◆ STATED EXERCISE ◆
Copy out the lines that have "structured" in them.

◆ DATA PROVIDED ◆
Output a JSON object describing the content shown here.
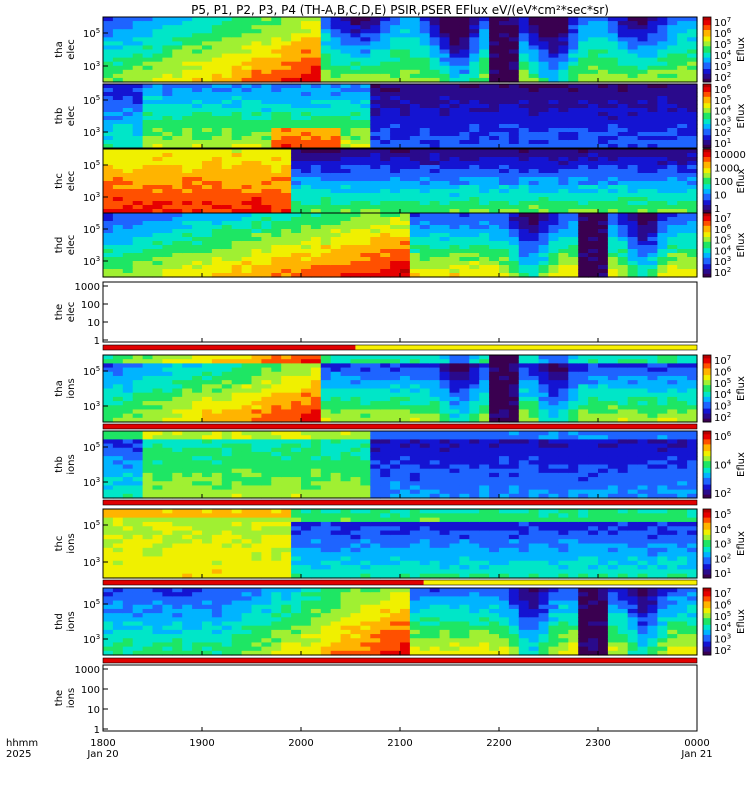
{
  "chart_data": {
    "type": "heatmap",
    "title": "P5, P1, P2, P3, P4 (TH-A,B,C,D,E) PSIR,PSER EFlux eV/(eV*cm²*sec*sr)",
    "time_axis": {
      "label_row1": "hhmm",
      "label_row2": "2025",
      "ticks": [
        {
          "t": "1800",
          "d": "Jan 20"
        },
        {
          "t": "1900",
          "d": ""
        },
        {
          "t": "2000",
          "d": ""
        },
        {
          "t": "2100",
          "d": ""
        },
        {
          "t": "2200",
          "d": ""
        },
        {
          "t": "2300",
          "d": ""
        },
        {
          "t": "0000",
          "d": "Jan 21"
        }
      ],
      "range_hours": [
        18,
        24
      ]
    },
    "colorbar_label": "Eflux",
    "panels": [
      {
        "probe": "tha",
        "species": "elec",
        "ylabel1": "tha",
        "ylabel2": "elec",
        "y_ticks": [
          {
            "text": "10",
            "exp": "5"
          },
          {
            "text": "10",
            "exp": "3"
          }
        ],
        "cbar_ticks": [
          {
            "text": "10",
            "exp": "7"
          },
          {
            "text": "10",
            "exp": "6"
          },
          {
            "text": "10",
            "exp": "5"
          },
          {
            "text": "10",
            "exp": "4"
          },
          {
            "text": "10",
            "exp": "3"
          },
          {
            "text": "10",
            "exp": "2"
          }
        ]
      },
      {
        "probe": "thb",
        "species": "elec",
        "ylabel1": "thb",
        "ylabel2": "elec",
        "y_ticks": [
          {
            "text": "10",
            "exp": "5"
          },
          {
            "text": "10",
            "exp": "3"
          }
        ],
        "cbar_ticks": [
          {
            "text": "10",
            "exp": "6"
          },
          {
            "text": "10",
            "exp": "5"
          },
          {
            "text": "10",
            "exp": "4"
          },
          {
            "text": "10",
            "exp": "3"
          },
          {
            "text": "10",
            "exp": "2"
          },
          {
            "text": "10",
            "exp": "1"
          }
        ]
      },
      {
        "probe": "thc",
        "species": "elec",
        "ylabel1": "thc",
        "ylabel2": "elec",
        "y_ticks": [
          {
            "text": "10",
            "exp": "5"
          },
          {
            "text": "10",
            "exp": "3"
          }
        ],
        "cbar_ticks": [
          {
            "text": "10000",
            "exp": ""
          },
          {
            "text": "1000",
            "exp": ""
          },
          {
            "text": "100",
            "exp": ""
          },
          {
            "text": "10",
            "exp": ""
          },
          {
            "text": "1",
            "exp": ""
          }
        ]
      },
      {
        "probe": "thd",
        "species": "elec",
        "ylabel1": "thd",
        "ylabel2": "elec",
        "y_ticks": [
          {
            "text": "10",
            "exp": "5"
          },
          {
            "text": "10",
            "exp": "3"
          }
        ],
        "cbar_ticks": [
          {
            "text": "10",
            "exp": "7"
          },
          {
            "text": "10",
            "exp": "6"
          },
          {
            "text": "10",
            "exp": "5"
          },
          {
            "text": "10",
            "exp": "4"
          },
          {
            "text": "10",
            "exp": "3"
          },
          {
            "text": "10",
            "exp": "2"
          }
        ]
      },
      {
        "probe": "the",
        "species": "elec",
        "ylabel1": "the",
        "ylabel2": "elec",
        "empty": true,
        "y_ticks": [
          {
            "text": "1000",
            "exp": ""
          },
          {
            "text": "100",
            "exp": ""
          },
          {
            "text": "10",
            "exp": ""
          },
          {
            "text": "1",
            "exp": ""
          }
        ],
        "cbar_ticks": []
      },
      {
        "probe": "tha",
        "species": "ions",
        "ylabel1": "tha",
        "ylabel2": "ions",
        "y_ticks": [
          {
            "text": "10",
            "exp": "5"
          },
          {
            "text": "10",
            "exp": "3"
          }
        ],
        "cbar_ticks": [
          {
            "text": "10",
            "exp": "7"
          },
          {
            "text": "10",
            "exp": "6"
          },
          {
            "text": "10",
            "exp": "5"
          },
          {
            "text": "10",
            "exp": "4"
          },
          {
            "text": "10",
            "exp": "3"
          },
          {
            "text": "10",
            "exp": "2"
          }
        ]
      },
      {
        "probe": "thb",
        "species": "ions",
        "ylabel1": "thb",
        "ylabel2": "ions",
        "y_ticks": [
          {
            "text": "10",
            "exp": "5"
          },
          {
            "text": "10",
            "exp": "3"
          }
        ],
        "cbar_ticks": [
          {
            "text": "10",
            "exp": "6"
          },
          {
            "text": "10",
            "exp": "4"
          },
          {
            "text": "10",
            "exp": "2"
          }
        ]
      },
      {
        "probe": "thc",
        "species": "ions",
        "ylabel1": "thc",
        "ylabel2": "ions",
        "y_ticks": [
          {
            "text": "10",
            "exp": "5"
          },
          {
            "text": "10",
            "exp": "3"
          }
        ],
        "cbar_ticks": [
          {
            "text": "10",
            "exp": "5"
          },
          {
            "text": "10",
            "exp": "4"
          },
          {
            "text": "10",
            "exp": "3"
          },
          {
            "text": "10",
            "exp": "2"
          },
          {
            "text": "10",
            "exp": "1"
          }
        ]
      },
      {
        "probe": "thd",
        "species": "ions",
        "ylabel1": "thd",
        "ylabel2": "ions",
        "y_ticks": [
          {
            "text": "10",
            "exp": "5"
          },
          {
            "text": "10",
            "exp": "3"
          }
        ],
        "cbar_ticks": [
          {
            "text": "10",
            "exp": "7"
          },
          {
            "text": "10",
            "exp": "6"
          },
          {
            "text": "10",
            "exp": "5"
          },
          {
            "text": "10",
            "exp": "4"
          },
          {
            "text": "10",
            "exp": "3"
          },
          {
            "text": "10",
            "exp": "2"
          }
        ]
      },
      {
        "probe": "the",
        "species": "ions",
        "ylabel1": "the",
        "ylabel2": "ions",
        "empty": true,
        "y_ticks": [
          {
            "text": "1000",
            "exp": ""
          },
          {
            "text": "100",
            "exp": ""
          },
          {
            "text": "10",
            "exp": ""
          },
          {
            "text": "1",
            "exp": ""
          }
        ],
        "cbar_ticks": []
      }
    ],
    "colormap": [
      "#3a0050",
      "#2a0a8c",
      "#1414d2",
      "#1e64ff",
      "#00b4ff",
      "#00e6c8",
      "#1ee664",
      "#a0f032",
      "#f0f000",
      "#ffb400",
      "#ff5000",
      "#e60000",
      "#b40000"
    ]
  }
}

--

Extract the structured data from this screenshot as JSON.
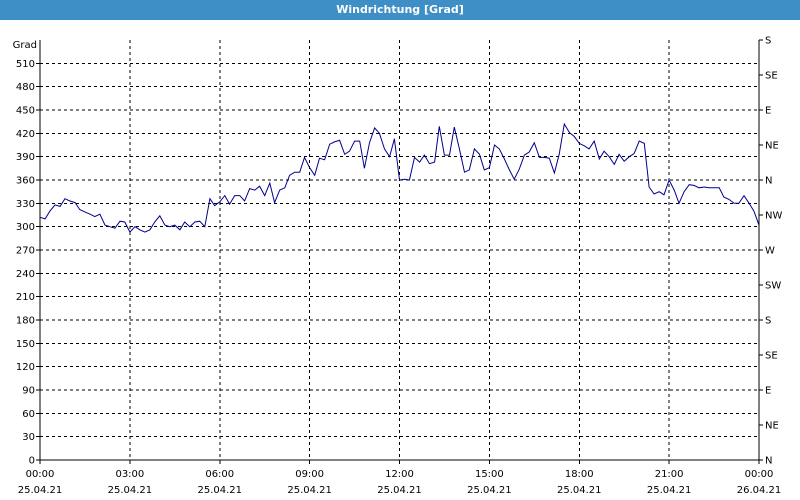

---

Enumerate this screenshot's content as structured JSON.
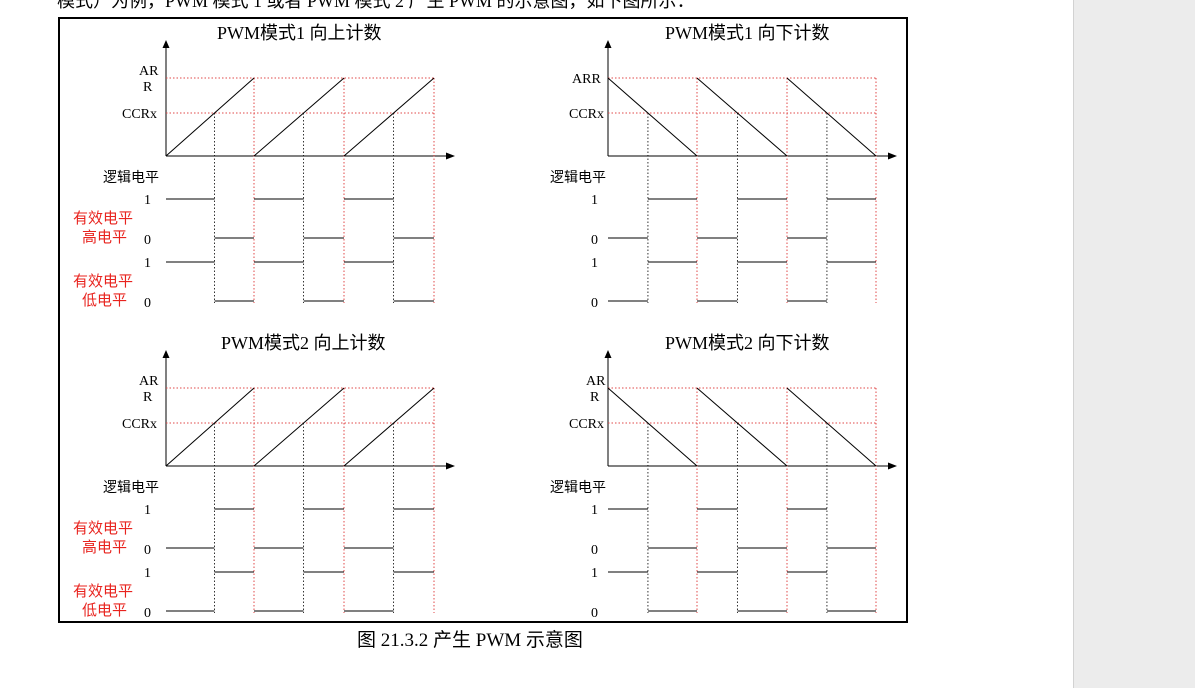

◆ RESULT OF THIS EXERCISE ◆
Extract the structured data from this screenshot as JSON.
Enumerate this screenshot's content as structured JSON.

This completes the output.